**Your goal**
Copy all lines below exactly as written. Leave pictures out.

**Given information**
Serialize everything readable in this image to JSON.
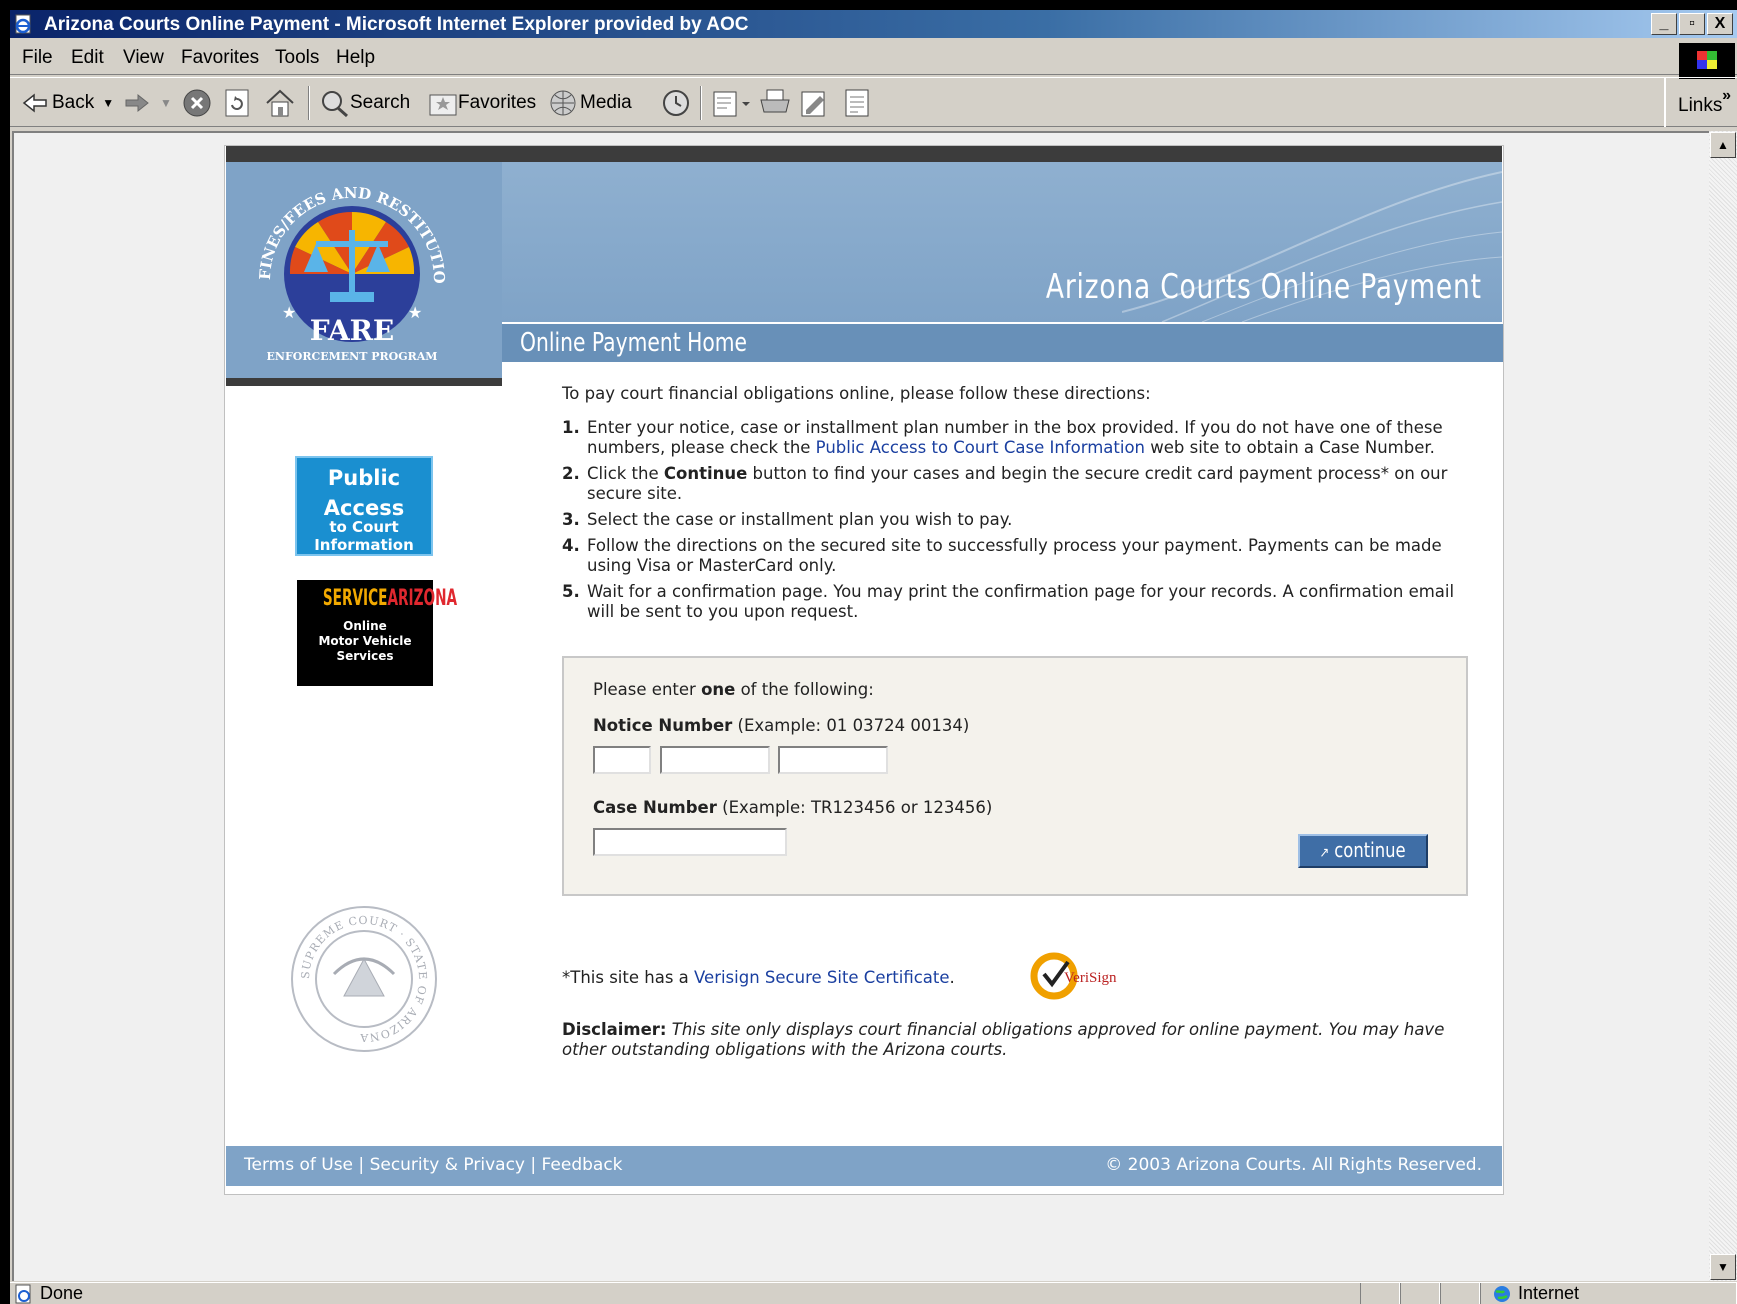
{
  "window": {
    "title": "Arizona Courts Online Payment - Microsoft Internet Explorer provided by AOC",
    "controls": [
      "_",
      "▫",
      "X"
    ]
  },
  "menubar": [
    "File",
    "Edit",
    "View",
    "Favorites",
    "Tools",
    "Help"
  ],
  "toolbar": {
    "back": "Back",
    "search": "Search",
    "favorites": "Favorites",
    "media": "Media",
    "links": "Links"
  },
  "status": {
    "text": "Done",
    "zone": "Internet"
  },
  "page": {
    "site_title": "Arizona Courts Online Payment",
    "section_title": "Online Payment Home",
    "logo": {
      "arc_text": "FINES/FEES AND RESTITUTION",
      "name": "FARE",
      "subtitle": "ENFORCEMENT PROGRAM"
    },
    "public_access_button": [
      "Public",
      "Access",
      "to Court",
      "Information"
    ],
    "service_arizona": {
      "brand_a": "SERVICE",
      "brand_b": "ARIZONA",
      "lines": [
        "Online",
        "Motor Vehicle",
        "Services"
      ]
    },
    "seal_text": "SUPREME COURT · STATE OF ARIZONA",
    "intro": "To pay court financial obligations online, please follow these directions:",
    "steps": [
      {
        "num": "1.",
        "before": "Enter your notice, case or installment plan number in the box provided. If you do not have one of these numbers, please check the ",
        "link": "Public Access to Court Case Information",
        "after": " web site to obtain a Case Number."
      },
      {
        "num": "2.",
        "before": "Click the ",
        "bold": "Continue",
        "after": " button to find your cases and begin the secure credit card payment process* on our secure site."
      },
      {
        "num": "3.",
        "text": "Select the case or installment plan you wish to pay."
      },
      {
        "num": "4.",
        "text": "Follow the directions on the secured site to successfully process your payment. Payments can be made using Visa or MasterCard only."
      },
      {
        "num": "5.",
        "text": "Wait for a confirmation page. You may print the confirmation page for your records. A confirmation email will be sent to you upon request."
      }
    ],
    "form": {
      "prompt_before": "Please enter ",
      "prompt_bold": "one",
      "prompt_after": " of the following:",
      "notice_label": "Notice Number",
      "notice_example": " (Example: 01 03724 00134)",
      "notice_values": [
        "",
        "",
        ""
      ],
      "case_label": "Case Number",
      "case_example": " (Example: TR123456 or 123456)",
      "case_value": "",
      "continue_button": "continue"
    },
    "certificate": {
      "before": "*This site has a ",
      "link": "Verisign Secure Site Certificate",
      "after": ".",
      "badge": "VeriSign"
    },
    "disclaimer": {
      "label": "Disclaimer:",
      "text": " This site only displays court financial obligations approved for online payment. You may have other outstanding obligations with the Arizona courts."
    },
    "footer": {
      "links": [
        "Terms of Use",
        "Security & Privacy",
        "Feedback"
      ],
      "separator": " | ",
      "copyright": "© 2003 Arizona Courts. All Rights Reserved."
    }
  },
  "colors": {
    "banner": "#7fa3c7",
    "section_bar": "#6890b8",
    "link": "#1a3fa0",
    "titlebar": "#0a246a"
  }
}
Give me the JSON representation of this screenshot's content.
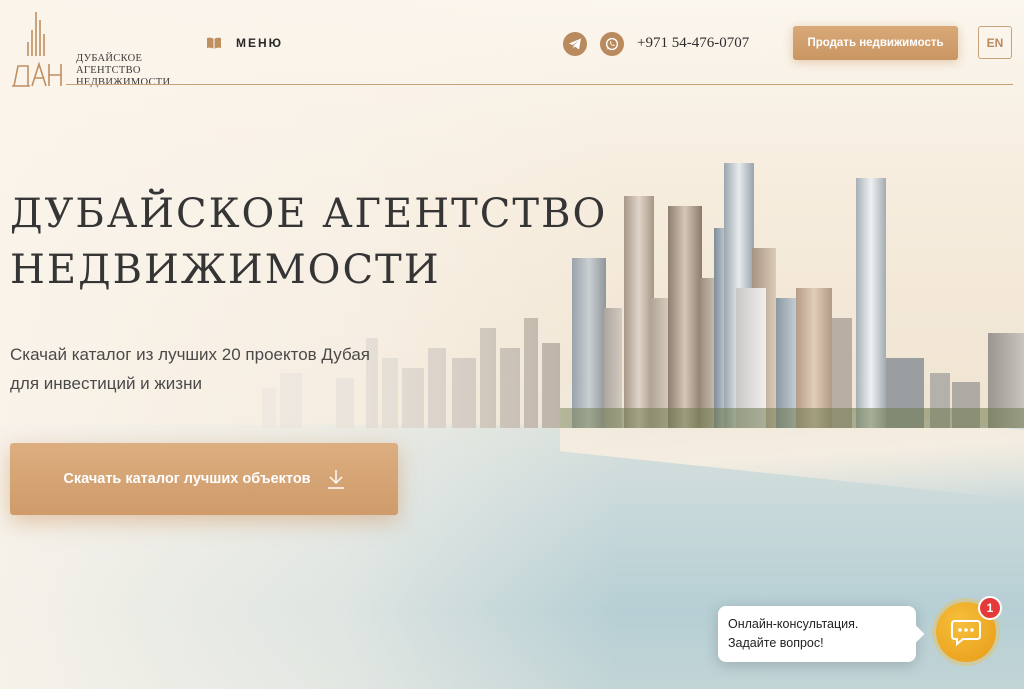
{
  "logo": {
    "monogram": "ДАН",
    "lines": [
      "Дубайское",
      "агентство",
      "недвижимости"
    ]
  },
  "header": {
    "menu_label": "МЕНЮ",
    "phone": "+971 54-476-0707",
    "sell_button": "Продать недвижимость",
    "lang_button": "EN",
    "icons": [
      "telegram-icon",
      "whatsapp-icon",
      "book-icon"
    ]
  },
  "hero": {
    "title_line1": "Дубайское агентство",
    "title_line2": "недвижимости",
    "subtitle_line1": "Скачай каталог из лучших 20 проектов Дубая",
    "subtitle_line2": "для инвестиций и жизни",
    "cta_label": "Скачать каталог лучших объектов"
  },
  "chat": {
    "line1": "Онлайн-консультация.",
    "line2": "Задайте вопрос!",
    "badge": "1"
  },
  "colors": {
    "accent": "#c99563",
    "accent_light": "#dcae80",
    "text_dark": "#353535",
    "chat_yellow": "#f2b02a",
    "badge_red": "#e53a3a"
  }
}
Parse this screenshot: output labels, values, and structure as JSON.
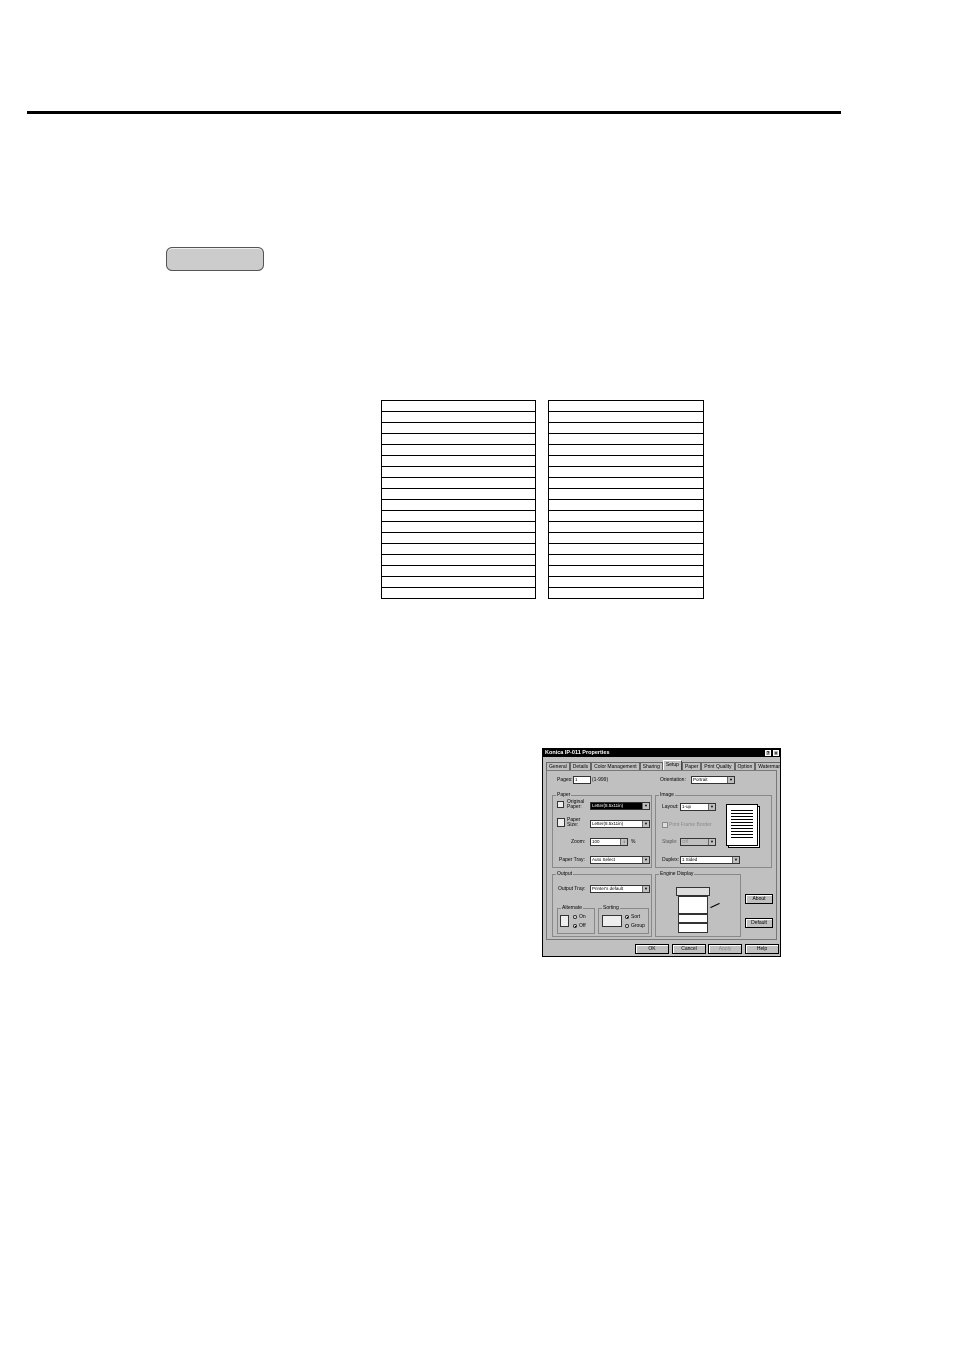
{
  "dialog": {
    "title": "Konica IP-011 Properties",
    "title_buttons": [
      "?",
      "×"
    ],
    "tabs": [
      "General",
      "Details",
      "Color Management",
      "Sharing",
      "Setup",
      "Paper",
      "Print Quality",
      "Option",
      "Watermark"
    ],
    "active_tab": "Setup",
    "pages_label": "Pages:",
    "pages_value": "1",
    "pages_range": "(1-999)",
    "orientation_label": "Orientation:",
    "orientation_value": "Portrait",
    "paper_group": "Paper",
    "original_paper_label": "Original Paper:",
    "original_paper_value": "Letter(8.5x11in)",
    "paper_size_label": "Paper Size:",
    "paper_size_value": "Letter(8.5x11in)",
    "zoom_label": "Zoom:",
    "zoom_value": "100",
    "zoom_unit": "%",
    "paper_tray_label": "Paper Tray:",
    "paper_tray_value": "Auto Select",
    "image_group": "Image",
    "layout_label": "Layout:",
    "layout_value": "1-up",
    "print_frame_label": "Print Frame Border",
    "staple_label": "Staple:",
    "staple_value": "Off",
    "duplex_label": "Duplex:",
    "duplex_value": "1 Sided",
    "output_group": "Output",
    "output_tray_label": "Output Tray:",
    "output_tray_value": "Printer's default",
    "alternate_group": "Alternate",
    "alt_on": "On",
    "alt_off": "Off",
    "sorting_group": "Sorting",
    "sort_label": "Sort",
    "group_label": "Group",
    "engine_group": "Engine Display",
    "about_btn": "About",
    "default_btn": "Default",
    "ok_btn": "OK",
    "cancel_btn": "Cancel",
    "apply_btn": "Apply",
    "help_btn": "Help"
  }
}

**Task output**
Serialize everything readable in this image to JSON.
{
  "window": {
    "title": "Arizona Courts Online Payment - Microsoft Internet Explorer provided by AOC",
    "controls": [
      "_",
      "▫",
      "X"
    ]
  },
  "menubar": [
    "File",
    "Edit",
    "View",
    "Favorites",
    "Tools",
    "Help"
  ],
  "toolbar": {
    "back": "Back",
    "search": "Search",
    "favorites": "Favorites",
    "media": "Media",
    "links": "Links"
  },
  "status": {
    "text": "Done",
    "zone": "Internet"
  },
  "page": {
    "site_title": "Arizona Courts Online Payment",
    "section_title": "Online Payment Home",
    "logo": {
      "arc_text": "FINES/FEES AND RESTITUTION",
      "name": "FARE",
      "subtitle": "ENFORCEMENT PROGRAM"
    },
    "public_access_button": [
      "Public",
      "Access",
      "to Court",
      "Information"
    ],
    "service_arizona": {
      "brand_a": "SERVICE",
      "brand_b": "ARIZONA",
      "lines": [
        "Online",
        "Motor Vehicle",
        "Services"
      ]
    },
    "seal_text": "SUPREME COURT · STATE OF ARIZONA",
    "intro": "To pay court financial obligations online, please follow these directions:",
    "steps": [
      {
        "num": "1.",
        "before": "Enter your notice, case or installment plan number in the box provided. If you do not have one of these numbers, please check the ",
        "link": "Public Access to Court Case Information",
        "after": " web site to obtain a Case Number."
      },
      {
        "num": "2.",
        "before": "Click the ",
        "bold": "Continue",
        "after": " button to find your cases and begin the secure credit card payment process* on our secure site."
      },
      {
        "num": "3.",
        "text": "Select the case or installment plan you wish to pay."
      },
      {
        "num": "4.",
        "text": "Follow the directions on the secured site to successfully process your payment. Payments can be made using Visa or MasterCard only."
      },
      {
        "num": "5.",
        "text": "Wait for a confirmation page. You may print the confirmation page for your records. A confirmation email will be sent to you upon request."
      }
    ],
    "form": {
      "prompt_before": "Please enter ",
      "prompt_bold": "one",
      "prompt_after": " of the following:",
      "notice_label": "Notice Number",
      "notice_example": " (Example: 01 03724 00134)",
      "notice_values": [
        "",
        "",
        ""
      ],
      "case_label": "Case Number",
      "case_example": " (Example: TR123456 or 123456)",
      "case_value": "",
      "continue_button": "continue"
    },
    "certificate": {
      "before": "*This site has a ",
      "link": "Verisign Secure Site Certificate",
      "after": ".",
      "badge": "VeriSign"
    },
    "disclaimer": {
      "label": "Disclaimer:",
      "text": " This site only displays court financial obligations approved for online payment. You may have other outstanding obligations with the Arizona courts."
    },
    "footer": {
      "links": [
        "Terms of Use",
        "Security & Privacy",
        "Feedback"
      ],
      "separator": " | ",
      "copyright": "© 2003 Arizona Courts. All Rights Reserved."
    }
  },
  "colors": {
    "banner": "#7fa3c7",
    "section_bar": "#6890b8",
    "link": "#1a3fa0",
    "titlebar": "#0a246a"
  }
}
Give me the JSON representation of this screenshot's content.
{
  "logo": {
    "monogram": "ДАН",
    "lines": [
      "Дубайское",
      "агентство",
      "недвижимости"
    ]
  },
  "header": {
    "menu_label": "МЕНЮ",
    "phone": "+971 54-476-0707",
    "sell_button": "Продать недвижимость",
    "lang_button": "EN",
    "icons": [
      "telegram-icon",
      "whatsapp-icon",
      "book-icon"
    ]
  },
  "hero": {
    "title_line1": "Дубайское агентство",
    "title_line2": "недвижимости",
    "subtitle_line1": "Скачай каталог из лучших 20 проектов Дубая",
    "subtitle_line2": "для инвестиций и жизни",
    "cta_label": "Скачать каталог лучших объектов"
  },
  "chat": {
    "line1": "Онлайн-консультация.",
    "line2": "Задайте вопрос!",
    "badge": "1"
  },
  "colors": {
    "accent": "#c99563",
    "accent_light": "#dcae80",
    "text_dark": "#353535",
    "chat_yellow": "#f2b02a",
    "badge_red": "#e53a3a"
  }
}
Parse this screenshot: output labels, values, and structure as JSON.
{
  "dialog": {
    "title": "Konica IP-011 Properties",
    "title_buttons": [
      "?",
      "×"
    ],
    "tabs": [
      "General",
      "Details",
      "Color Management",
      "Sharing",
      "Setup",
      "Paper",
      "Print Quality",
      "Option",
      "Watermark"
    ],
    "active_tab": "Setup",
    "pages_label": "Pages:",
    "pages_value": "1",
    "pages_range": "(1-999)",
    "orientation_label": "Orientation:",
    "orientation_value": "Portrait",
    "paper_group": "Paper",
    "original_paper_label": "Original Paper:",
    "original_paper_value": "Letter(8.5x11in)",
    "paper_size_label": "Paper Size:",
    "paper_size_value": "Letter(8.5x11in)",
    "zoom_label": "Zoom:",
    "zoom_value": "100",
    "zoom_unit": "%",
    "paper_tray_label": "Paper Tray:",
    "paper_tray_value": "Auto Select",
    "image_group": "Image",
    "layout_label": "Layout:",
    "layout_value": "1-up",
    "print_frame_label": "Print Frame Border",
    "staple_label": "Staple:",
    "staple_value": "Off",
    "duplex_label": "Duplex:",
    "duplex_value": "1 Sided",
    "output_group": "Output",
    "output_tray_label": "Output Tray:",
    "output_tray_value": "Printer's default",
    "alternate_group": "Alternate",
    "alt_on": "On",
    "alt_off": "Off",
    "sorting_group": "Sorting",
    "sort_label": "Sort",
    "group_label": "Group",
    "engine_group": "Engine Display",
    "about_btn": "About",
    "default_btn": "Default",
    "ok_btn": "OK",
    "cancel_btn": "Cancel",
    "apply_btn": "Apply",
    "help_btn": "Help"
  }
}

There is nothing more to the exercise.